Set problem ▸ Check every line below for the word "선거운동" and copy each one that has it.

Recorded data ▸
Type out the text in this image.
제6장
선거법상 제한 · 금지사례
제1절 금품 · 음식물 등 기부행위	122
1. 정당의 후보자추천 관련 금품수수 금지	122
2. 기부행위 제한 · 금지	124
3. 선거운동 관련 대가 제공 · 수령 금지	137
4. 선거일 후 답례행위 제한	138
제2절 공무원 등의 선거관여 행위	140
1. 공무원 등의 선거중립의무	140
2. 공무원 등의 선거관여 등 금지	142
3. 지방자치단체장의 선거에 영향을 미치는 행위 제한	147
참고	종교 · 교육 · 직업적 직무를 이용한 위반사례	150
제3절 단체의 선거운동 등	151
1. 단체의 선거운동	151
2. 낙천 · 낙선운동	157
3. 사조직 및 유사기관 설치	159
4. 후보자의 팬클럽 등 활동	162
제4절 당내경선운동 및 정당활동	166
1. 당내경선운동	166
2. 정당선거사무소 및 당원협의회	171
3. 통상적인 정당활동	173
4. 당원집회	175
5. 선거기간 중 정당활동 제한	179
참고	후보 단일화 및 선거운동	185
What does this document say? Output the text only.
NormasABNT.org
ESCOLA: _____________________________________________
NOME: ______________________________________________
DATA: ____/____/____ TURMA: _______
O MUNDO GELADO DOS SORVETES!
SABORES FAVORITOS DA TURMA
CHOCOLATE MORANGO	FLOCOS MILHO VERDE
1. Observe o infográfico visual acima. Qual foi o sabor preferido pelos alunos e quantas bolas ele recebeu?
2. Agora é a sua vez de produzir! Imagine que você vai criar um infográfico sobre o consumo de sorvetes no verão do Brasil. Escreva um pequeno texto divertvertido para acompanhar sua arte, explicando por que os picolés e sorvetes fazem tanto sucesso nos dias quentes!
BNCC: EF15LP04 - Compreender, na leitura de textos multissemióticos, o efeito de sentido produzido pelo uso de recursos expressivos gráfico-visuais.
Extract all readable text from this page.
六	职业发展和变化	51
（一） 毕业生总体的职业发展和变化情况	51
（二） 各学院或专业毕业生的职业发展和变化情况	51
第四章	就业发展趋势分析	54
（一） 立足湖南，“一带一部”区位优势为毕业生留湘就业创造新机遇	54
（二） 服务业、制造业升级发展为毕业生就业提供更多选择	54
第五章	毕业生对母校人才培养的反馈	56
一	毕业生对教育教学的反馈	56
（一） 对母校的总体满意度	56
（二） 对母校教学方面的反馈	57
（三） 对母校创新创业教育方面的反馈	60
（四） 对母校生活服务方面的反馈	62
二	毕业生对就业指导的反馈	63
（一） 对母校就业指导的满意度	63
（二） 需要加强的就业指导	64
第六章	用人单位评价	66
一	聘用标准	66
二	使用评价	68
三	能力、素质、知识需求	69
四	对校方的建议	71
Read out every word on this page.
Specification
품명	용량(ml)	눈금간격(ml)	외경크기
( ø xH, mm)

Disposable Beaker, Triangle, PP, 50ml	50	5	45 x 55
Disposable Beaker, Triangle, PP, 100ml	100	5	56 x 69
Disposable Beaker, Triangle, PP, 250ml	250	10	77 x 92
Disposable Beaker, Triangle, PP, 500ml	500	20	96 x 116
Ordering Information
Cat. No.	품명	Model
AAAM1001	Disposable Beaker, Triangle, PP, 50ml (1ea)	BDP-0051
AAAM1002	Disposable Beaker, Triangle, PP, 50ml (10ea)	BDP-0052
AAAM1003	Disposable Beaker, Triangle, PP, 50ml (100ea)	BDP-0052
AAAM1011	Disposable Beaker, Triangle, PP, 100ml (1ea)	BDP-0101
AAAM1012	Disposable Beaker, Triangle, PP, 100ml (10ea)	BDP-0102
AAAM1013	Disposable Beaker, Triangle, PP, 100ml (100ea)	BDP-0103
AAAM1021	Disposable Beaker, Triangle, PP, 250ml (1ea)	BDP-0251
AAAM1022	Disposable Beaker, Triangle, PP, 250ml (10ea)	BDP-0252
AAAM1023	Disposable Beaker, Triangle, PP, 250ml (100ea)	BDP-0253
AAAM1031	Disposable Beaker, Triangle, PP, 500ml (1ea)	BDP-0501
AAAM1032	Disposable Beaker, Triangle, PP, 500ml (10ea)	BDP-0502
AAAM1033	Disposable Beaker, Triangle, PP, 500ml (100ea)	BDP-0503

Finished answer ▸
3. 선거운동 관련 대가 제공 · 수령 금지	137
제3절 단체의 선거운동 등	151
1. 단체의 선거운동	151
참고	후보 단일화 및 선거운동	185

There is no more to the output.